Requirements
Leave out the pictures and transcribe the rest of the records exactly.

Given information
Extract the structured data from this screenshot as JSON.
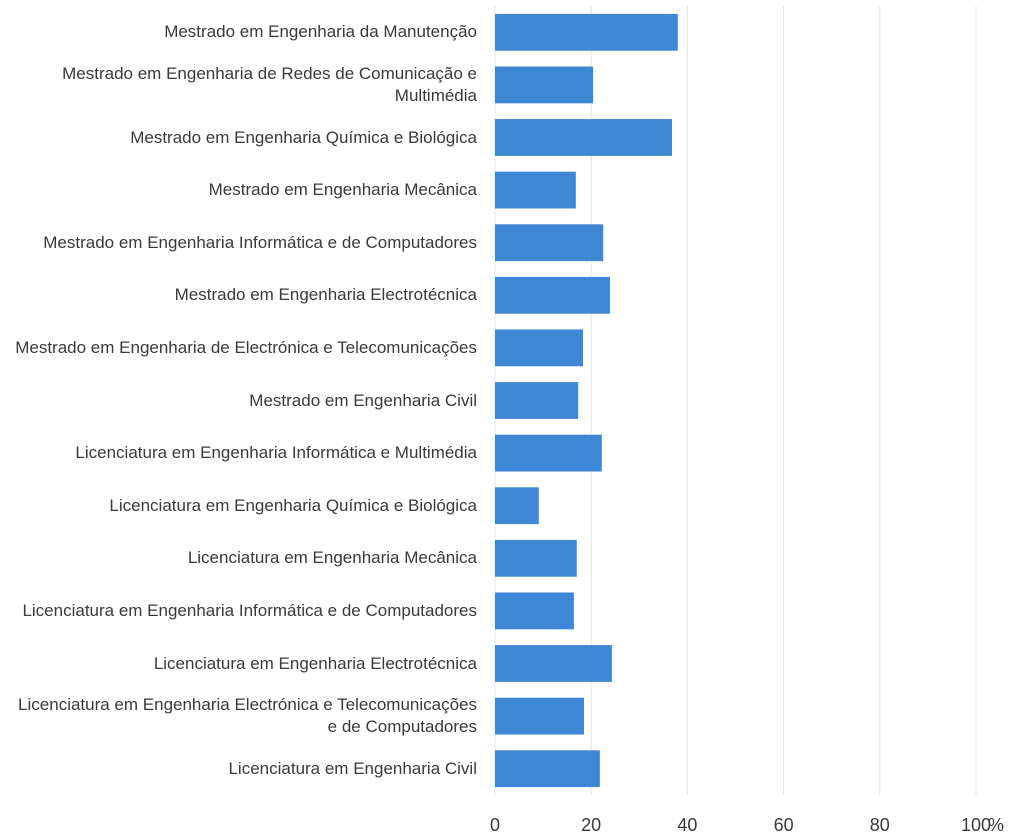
{
  "chart_data": {
    "type": "bar",
    "orientation": "horizontal",
    "categories": [
      "Mestrado em Engenharia da Manutenção",
      "Mestrado em Engenharia de Redes de Comunicação e Multimédia",
      "Mestrado em Engenharia Química e Biológica",
      "Mestrado em Engenharia Mecânica",
      "Mestrado em Engenharia Informática e de Computadores",
      "Mestrado em Engenharia Electrotécnica",
      "Mestrado em Engenharia de Electrónica e Telecomunicações",
      "Mestrado em Engenharia Civil",
      "Licenciatura em Engenharia Informática e Multimédia",
      "Licenciatura em Engenharia Química e Biológica",
      "Licenciatura em Engenharia Mecânica",
      "Licenciatura em Engenharia Informática e de Computadores",
      "Licenciatura em Engenharia Electrotécnica",
      "Licenciatura em Engenharia Electrónica e Telecomunicações e de Computadores",
      "Licenciatura em Engenharia Civil"
    ],
    "values": [
      38.0,
      20.4,
      36.8,
      16.8,
      22.5,
      23.9,
      18.3,
      17.3,
      22.2,
      9.1,
      17.0,
      16.4,
      24.3,
      18.5,
      21.8
    ],
    "color": "#3e87d4",
    "x_label": "%",
    "xlim": [
      0,
      100
    ],
    "xticks": [
      0,
      20,
      40,
      60,
      80,
      100
    ],
    "grid": true
  }
}
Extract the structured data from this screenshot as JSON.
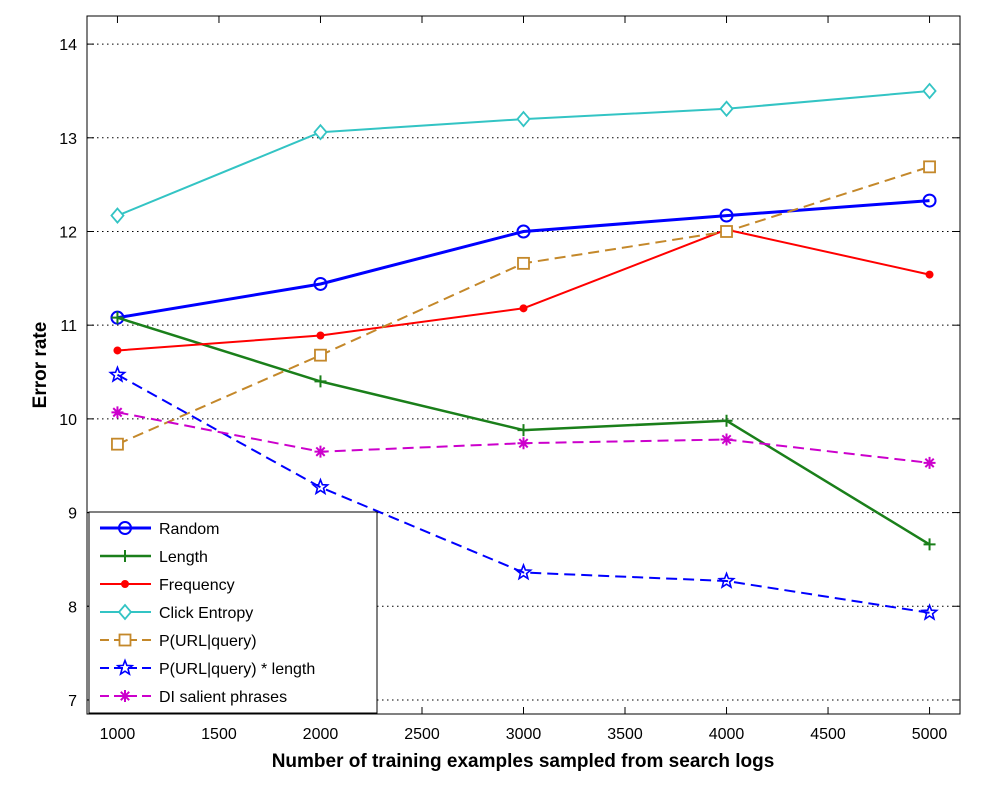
{
  "chart_data": {
    "type": "line",
    "title": "",
    "xlabel": "Number of training examples sampled from search logs",
    "ylabel": "Error rate",
    "xlim": [
      850,
      5150
    ],
    "ylim": [
      6.85,
      14.3
    ],
    "xticks": [
      1000,
      1500,
      2000,
      2500,
      3000,
      3500,
      4000,
      4500,
      5000
    ],
    "yticks": [
      7,
      8,
      9,
      10,
      11,
      12,
      13,
      14
    ],
    "grid": "horizontal dotted",
    "legend_position": "bottom-left",
    "x": [
      1000,
      2000,
      3000,
      4000,
      5000
    ],
    "series": [
      {
        "name": "Random",
        "values": [
          11.08,
          11.44,
          12.0,
          12.17,
          12.33
        ],
        "color": "#0000ff",
        "dash": "solid",
        "width": 3,
        "marker": "circle"
      },
      {
        "name": "Length",
        "values": [
          11.08,
          10.4,
          9.88,
          9.98,
          8.66
        ],
        "color": "#1a7f1a",
        "dash": "solid",
        "width": 2.5,
        "marker": "plus"
      },
      {
        "name": "Frequency",
        "values": [
          10.73,
          10.89,
          11.18,
          12.02,
          11.54
        ],
        "color": "#ff0000",
        "dash": "solid",
        "width": 2,
        "marker": "dot"
      },
      {
        "name": "Click Entropy",
        "values": [
          12.17,
          13.06,
          13.2,
          13.31,
          13.5
        ],
        "color": "#33c4c4",
        "dash": "solid",
        "width": 2,
        "marker": "diamond"
      },
      {
        "name": "P(URL|query)",
        "values": [
          9.73,
          10.68,
          11.66,
          12.0,
          12.69
        ],
        "color": "#c4882a",
        "dash": "dashed",
        "width": 2,
        "marker": "square"
      },
      {
        "name": "P(URL|query) * length",
        "values": [
          10.47,
          9.27,
          8.36,
          8.27,
          7.93
        ],
        "color": "#0000ff",
        "dash": "dashed",
        "width": 2,
        "marker": "star"
      },
      {
        "name": "DI salient phrases",
        "values": [
          10.07,
          9.65,
          9.74,
          9.78,
          9.53
        ],
        "color": "#cc00cc",
        "dash": "dashed",
        "width": 2,
        "marker": "asterisk"
      }
    ]
  }
}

Full response
Extract the structured data from this screenshot as JSON.
{
  "chart_data": {
    "type": "bar",
    "orientation": "horizontal",
    "categories": [
      "Mestrado em Engenharia da Manutenção",
      "Mestrado em Engenharia de Redes de Comunicação e Multimédia",
      "Mestrado em Engenharia Química e Biológica",
      "Mestrado em Engenharia Mecânica",
      "Mestrado em Engenharia Informática e de Computadores",
      "Mestrado em Engenharia Electrotécnica",
      "Mestrado em Engenharia de Electrónica e Telecomunicações",
      "Mestrado em Engenharia Civil",
      "Licenciatura em Engenharia Informática e Multimédia",
      "Licenciatura em Engenharia Química e Biológica",
      "Licenciatura em Engenharia Mecânica",
      "Licenciatura em Engenharia Informática e de Computadores",
      "Licenciatura em Engenharia Electrotécnica",
      "Licenciatura em Engenharia Electrónica e Telecomunicações e de Computadores",
      "Licenciatura em Engenharia Civil"
    ],
    "values": [
      38.0,
      20.4,
      36.8,
      16.8,
      22.5,
      23.9,
      18.3,
      17.3,
      22.2,
      9.1,
      17.0,
      16.4,
      24.3,
      18.5,
      21.8
    ],
    "color": "#3e87d4",
    "x_label": "%",
    "xlim": [
      0,
      100
    ],
    "xticks": [
      0,
      20,
      40,
      60,
      80,
      100
    ],
    "grid": true
  }
}
Extract the structured data from this screenshot as JSON.
{
  "chart_data": {
    "type": "line",
    "title": "",
    "xlabel": "Number of training examples sampled from search logs",
    "ylabel": "Error rate",
    "xlim": [
      850,
      5150
    ],
    "ylim": [
      6.85,
      14.3
    ],
    "xticks": [
      1000,
      1500,
      2000,
      2500,
      3000,
      3500,
      4000,
      4500,
      5000
    ],
    "yticks": [
      7,
      8,
      9,
      10,
      11,
      12,
      13,
      14
    ],
    "grid": "horizontal dotted",
    "legend_position": "bottom-left",
    "x": [
      1000,
      2000,
      3000,
      4000,
      5000
    ],
    "series": [
      {
        "name": "Random",
        "values": [
          11.08,
          11.44,
          12.0,
          12.17,
          12.33
        ],
        "color": "#0000ff",
        "dash": "solid",
        "width": 3,
        "marker": "circle"
      },
      {
        "name": "Length",
        "values": [
          11.08,
          10.4,
          9.88,
          9.98,
          8.66
        ],
        "color": "#1a7f1a",
        "dash": "solid",
        "width": 2.5,
        "marker": "plus"
      },
      {
        "name": "Frequency",
        "values": [
          10.73,
          10.89,
          11.18,
          12.02,
          11.54
        ],
        "color": "#ff0000",
        "dash": "solid",
        "width": 2,
        "marker": "dot"
      },
      {
        "name": "Click Entropy",
        "values": [
          12.17,
          13.06,
          13.2,
          13.31,
          13.5
        ],
        "color": "#33c4c4",
        "dash": "solid",
        "width": 2,
        "marker": "diamond"
      },
      {
        "name": "P(URL|query)",
        "values": [
          9.73,
          10.68,
          11.66,
          12.0,
          12.69
        ],
        "color": "#c4882a",
        "dash": "dashed",
        "width": 2,
        "marker": "square"
      },
      {
        "name": "P(URL|query) * length",
        "values": [
          10.47,
          9.27,
          8.36,
          8.27,
          7.93
        ],
        "color": "#0000ff",
        "dash": "dashed",
        "width": 2,
        "marker": "star"
      },
      {
        "name": "DI salient phrases",
        "values": [
          10.07,
          9.65,
          9.74,
          9.78,
          9.53
        ],
        "color": "#cc00cc",
        "dash": "dashed",
        "width": 2,
        "marker": "asterisk"
      }
    ]
  }
}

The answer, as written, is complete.